Task objective
Of all the lines here, how many include the string "held"? Answer with the number only.

Dataset items
__________

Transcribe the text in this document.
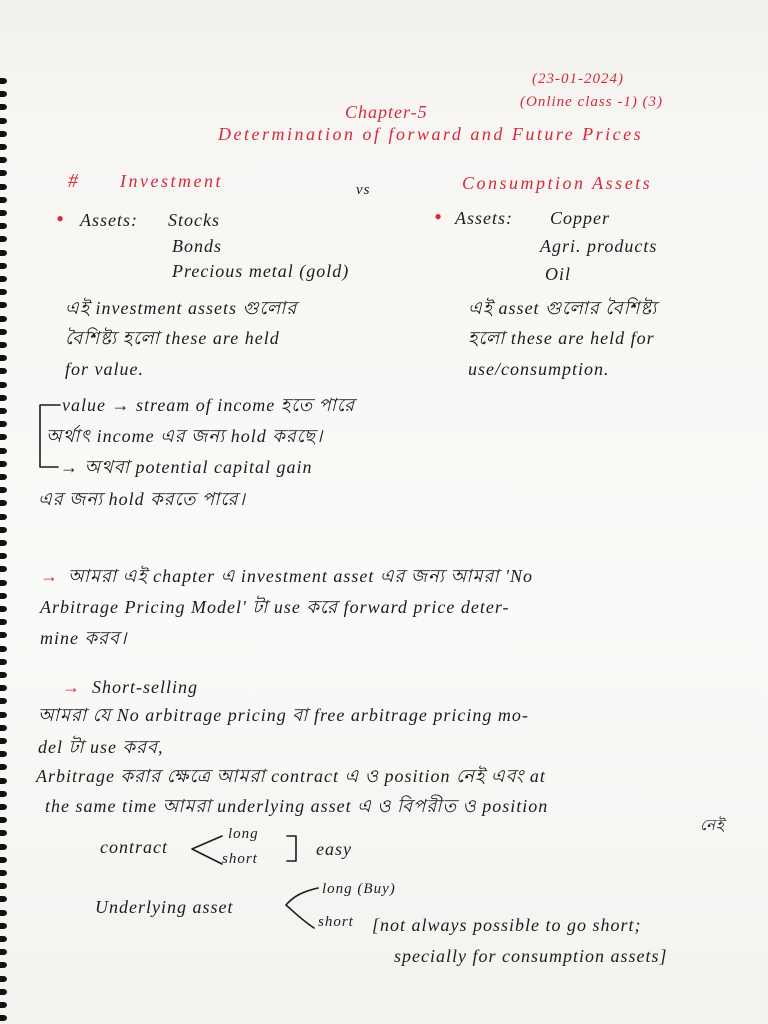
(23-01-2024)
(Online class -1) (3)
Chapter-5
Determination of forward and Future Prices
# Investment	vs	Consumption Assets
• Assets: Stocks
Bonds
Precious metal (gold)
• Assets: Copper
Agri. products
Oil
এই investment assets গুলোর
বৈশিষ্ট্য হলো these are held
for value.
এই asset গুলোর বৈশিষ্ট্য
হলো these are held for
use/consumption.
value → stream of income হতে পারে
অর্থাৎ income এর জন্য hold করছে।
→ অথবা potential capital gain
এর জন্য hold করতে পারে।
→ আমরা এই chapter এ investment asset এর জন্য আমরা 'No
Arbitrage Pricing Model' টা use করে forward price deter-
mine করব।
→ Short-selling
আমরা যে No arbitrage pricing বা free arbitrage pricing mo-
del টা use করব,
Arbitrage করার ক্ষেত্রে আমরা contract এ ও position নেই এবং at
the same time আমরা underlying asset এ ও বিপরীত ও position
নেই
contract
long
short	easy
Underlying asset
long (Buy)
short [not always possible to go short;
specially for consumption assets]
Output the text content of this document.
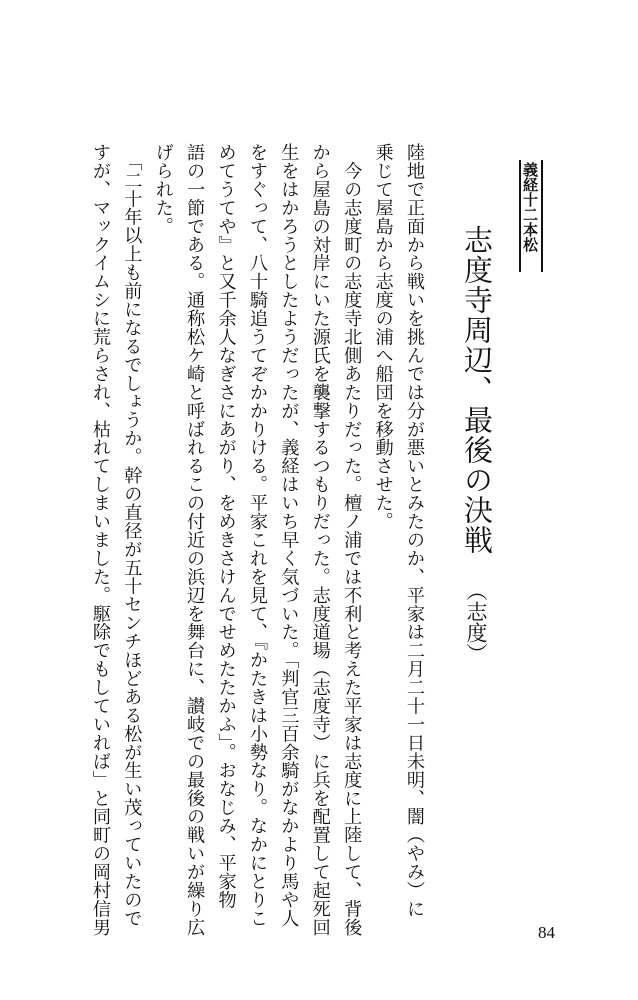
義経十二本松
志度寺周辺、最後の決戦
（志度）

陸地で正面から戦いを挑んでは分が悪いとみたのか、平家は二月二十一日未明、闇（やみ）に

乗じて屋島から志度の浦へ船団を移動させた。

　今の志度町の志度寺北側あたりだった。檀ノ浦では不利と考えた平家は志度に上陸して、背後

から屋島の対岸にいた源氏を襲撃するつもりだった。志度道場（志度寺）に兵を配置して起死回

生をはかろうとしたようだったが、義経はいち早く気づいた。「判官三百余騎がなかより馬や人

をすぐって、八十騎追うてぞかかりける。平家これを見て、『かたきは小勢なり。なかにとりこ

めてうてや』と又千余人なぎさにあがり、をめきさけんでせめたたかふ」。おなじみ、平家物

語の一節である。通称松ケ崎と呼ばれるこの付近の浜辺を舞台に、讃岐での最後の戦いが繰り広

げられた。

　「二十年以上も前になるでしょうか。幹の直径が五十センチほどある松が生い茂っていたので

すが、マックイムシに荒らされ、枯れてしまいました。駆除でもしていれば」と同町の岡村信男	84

__________

Answer to the exercise
2